Extract, from the records beneath this instruction, each line that contains the word "denoted".

Rows from a dataset:
────────────────

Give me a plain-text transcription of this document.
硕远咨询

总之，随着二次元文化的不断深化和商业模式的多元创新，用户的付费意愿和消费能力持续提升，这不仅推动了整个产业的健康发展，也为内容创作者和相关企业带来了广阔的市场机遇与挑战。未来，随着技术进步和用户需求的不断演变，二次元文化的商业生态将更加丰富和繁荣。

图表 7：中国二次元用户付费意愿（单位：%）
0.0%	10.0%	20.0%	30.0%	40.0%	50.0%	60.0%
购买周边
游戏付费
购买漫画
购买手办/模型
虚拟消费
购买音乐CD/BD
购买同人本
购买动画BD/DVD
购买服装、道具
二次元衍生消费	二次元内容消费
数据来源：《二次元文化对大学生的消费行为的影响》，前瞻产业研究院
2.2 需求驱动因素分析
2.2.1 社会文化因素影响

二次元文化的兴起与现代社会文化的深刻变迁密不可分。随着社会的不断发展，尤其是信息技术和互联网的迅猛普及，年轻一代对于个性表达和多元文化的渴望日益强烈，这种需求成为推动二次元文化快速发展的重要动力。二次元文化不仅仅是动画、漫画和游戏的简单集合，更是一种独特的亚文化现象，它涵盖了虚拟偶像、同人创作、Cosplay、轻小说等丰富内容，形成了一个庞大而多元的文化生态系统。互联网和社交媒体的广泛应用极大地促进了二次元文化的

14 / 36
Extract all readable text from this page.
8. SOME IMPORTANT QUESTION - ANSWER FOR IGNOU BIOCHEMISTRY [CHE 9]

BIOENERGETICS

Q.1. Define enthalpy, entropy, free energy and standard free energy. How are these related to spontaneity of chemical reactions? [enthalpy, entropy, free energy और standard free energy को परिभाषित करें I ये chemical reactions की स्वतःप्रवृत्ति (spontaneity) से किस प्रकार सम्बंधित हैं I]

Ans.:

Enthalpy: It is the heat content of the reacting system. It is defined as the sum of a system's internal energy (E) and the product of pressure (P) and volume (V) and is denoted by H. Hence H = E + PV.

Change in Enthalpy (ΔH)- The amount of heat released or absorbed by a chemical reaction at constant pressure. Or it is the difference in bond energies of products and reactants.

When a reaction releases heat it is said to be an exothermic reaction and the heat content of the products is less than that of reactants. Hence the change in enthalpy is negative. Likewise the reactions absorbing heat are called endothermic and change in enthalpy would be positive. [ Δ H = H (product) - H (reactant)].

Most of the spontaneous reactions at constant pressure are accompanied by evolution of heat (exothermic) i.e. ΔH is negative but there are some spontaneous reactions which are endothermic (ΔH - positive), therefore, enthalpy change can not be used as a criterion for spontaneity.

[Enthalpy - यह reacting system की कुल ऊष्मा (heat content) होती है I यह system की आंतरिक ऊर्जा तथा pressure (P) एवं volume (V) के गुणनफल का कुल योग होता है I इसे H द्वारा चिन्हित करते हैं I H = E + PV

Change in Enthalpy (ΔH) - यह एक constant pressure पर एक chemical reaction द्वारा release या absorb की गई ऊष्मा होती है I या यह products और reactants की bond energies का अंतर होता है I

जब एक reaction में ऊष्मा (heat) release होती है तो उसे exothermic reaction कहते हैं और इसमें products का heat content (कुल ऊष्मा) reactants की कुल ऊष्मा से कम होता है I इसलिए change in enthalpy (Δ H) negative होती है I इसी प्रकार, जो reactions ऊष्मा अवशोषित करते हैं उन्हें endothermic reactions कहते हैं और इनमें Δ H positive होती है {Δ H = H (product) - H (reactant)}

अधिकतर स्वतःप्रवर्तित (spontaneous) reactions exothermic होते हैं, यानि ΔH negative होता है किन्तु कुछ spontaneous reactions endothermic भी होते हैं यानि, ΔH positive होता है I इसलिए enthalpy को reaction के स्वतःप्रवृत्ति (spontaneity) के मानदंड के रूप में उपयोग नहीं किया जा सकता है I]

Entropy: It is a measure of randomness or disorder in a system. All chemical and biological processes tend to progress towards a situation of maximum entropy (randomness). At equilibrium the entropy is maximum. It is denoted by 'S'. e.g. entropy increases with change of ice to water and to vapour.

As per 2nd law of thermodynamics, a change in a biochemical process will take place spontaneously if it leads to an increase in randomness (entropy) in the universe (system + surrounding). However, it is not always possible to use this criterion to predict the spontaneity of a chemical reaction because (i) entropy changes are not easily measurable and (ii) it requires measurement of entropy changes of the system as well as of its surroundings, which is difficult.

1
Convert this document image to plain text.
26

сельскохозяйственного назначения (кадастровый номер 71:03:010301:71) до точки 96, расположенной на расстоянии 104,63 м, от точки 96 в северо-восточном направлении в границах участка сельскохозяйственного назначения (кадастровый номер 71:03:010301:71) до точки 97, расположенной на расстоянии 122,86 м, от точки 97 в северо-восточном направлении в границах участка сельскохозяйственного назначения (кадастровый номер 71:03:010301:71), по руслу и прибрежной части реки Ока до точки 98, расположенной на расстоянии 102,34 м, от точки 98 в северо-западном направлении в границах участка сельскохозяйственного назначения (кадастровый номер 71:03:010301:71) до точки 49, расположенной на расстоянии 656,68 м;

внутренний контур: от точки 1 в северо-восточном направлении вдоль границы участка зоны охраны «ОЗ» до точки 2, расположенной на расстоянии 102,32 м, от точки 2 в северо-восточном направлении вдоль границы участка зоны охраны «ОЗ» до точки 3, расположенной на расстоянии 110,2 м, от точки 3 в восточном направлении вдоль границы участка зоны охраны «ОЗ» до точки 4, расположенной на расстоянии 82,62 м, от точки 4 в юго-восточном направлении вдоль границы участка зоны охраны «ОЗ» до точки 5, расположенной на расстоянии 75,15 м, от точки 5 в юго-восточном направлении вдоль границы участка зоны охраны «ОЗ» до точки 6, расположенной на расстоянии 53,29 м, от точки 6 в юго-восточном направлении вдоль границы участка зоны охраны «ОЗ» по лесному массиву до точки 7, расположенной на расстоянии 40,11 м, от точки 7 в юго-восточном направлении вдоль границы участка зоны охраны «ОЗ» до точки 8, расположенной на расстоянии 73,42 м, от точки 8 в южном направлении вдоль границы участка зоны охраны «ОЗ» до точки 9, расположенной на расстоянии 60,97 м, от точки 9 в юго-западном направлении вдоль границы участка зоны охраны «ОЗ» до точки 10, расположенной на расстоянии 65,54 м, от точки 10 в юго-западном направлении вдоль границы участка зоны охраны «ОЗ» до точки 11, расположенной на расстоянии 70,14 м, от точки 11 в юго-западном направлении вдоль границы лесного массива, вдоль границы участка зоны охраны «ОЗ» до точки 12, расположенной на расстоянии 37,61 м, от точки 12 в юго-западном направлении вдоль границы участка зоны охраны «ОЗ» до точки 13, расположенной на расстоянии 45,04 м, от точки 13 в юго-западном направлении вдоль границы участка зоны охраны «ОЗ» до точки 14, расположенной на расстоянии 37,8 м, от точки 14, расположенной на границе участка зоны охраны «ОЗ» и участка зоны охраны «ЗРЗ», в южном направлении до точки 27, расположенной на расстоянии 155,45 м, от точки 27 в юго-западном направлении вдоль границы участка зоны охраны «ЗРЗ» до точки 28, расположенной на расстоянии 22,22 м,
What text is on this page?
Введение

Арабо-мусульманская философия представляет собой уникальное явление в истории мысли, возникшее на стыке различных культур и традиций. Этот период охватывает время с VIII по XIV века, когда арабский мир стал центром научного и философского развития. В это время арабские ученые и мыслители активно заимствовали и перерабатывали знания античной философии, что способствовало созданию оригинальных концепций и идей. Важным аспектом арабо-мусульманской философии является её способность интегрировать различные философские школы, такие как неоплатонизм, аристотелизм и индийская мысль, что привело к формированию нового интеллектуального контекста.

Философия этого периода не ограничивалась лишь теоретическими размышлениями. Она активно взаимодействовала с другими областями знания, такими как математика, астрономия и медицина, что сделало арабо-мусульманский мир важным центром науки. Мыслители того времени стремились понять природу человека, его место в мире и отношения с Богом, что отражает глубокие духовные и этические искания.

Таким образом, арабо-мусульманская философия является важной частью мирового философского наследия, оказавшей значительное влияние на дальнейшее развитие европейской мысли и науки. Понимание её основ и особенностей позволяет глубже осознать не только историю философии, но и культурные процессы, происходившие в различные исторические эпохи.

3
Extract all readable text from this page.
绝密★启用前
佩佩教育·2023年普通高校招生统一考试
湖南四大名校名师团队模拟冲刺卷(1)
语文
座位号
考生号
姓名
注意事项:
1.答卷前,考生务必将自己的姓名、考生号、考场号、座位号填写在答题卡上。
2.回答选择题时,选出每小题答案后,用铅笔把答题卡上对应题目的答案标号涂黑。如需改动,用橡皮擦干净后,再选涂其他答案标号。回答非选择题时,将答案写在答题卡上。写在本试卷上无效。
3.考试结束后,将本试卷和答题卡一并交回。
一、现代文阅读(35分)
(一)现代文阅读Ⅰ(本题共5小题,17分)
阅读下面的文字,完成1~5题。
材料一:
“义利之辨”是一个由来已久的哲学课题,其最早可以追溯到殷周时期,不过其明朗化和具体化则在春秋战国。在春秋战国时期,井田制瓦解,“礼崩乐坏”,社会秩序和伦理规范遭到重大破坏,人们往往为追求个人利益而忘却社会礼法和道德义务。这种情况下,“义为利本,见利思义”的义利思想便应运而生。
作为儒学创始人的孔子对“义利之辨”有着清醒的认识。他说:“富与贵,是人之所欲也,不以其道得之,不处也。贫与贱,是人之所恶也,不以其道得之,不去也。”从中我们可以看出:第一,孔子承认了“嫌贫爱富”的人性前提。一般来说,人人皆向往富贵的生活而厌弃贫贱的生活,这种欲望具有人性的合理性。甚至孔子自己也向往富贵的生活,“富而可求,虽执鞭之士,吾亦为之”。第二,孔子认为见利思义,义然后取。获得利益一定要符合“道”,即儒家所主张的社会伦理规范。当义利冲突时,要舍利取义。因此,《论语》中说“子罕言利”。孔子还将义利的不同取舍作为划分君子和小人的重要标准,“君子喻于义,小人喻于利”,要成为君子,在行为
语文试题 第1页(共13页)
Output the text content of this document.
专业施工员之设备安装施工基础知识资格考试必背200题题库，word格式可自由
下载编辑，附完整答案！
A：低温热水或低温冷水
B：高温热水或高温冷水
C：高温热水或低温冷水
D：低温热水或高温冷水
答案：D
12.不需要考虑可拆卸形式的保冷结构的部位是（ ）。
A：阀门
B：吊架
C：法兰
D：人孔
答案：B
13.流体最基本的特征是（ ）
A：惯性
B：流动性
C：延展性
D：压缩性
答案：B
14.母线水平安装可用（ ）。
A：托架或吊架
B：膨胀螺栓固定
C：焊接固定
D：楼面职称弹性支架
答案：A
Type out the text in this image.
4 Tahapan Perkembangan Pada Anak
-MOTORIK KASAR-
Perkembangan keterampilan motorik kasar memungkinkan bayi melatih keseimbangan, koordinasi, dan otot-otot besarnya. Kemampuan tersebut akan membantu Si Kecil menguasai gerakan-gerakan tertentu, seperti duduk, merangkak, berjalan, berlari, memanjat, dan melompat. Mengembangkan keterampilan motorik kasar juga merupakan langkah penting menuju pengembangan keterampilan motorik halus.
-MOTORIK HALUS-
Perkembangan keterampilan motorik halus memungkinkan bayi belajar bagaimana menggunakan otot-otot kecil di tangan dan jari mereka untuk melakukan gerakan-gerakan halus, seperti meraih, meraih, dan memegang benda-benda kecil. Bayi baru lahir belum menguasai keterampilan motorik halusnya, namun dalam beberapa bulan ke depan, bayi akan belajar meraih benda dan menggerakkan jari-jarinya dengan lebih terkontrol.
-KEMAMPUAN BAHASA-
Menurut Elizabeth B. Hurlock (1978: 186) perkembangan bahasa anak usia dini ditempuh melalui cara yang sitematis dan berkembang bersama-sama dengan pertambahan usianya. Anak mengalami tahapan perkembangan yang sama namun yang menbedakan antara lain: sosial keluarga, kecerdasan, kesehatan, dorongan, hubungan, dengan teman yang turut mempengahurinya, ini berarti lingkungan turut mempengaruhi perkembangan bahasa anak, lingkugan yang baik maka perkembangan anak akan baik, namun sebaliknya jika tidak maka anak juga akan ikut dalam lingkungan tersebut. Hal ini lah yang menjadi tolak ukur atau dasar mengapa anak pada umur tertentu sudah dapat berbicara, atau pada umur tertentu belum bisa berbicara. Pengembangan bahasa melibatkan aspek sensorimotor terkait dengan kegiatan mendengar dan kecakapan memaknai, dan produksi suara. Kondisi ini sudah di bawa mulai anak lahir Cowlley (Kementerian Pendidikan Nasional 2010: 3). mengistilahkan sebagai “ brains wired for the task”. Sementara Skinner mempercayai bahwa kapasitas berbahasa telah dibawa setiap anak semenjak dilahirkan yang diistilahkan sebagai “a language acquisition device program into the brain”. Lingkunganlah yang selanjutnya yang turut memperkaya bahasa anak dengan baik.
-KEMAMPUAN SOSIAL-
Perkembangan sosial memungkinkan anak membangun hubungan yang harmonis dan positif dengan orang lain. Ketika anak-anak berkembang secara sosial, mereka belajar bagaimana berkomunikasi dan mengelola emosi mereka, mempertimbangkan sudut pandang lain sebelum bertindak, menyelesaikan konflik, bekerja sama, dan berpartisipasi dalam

────────────────

## EXERCISE ANSWER
Enthalpy: It is the heat content of the reacting system. It is defined as the sum of a system's internal energy (E) and the product of pressure (P) and volume (V) and is denoted by H. Hence H = E + PV.
Entropy: It is a measure of randomness or disorder in a system. All chemical and biological processes tend to progress towards a situation of maximum entropy (randomness). At equilibrium the entropy is maximum. It is denoted by 'S'. e.g. entropy increases with change of ice to water and to vapour.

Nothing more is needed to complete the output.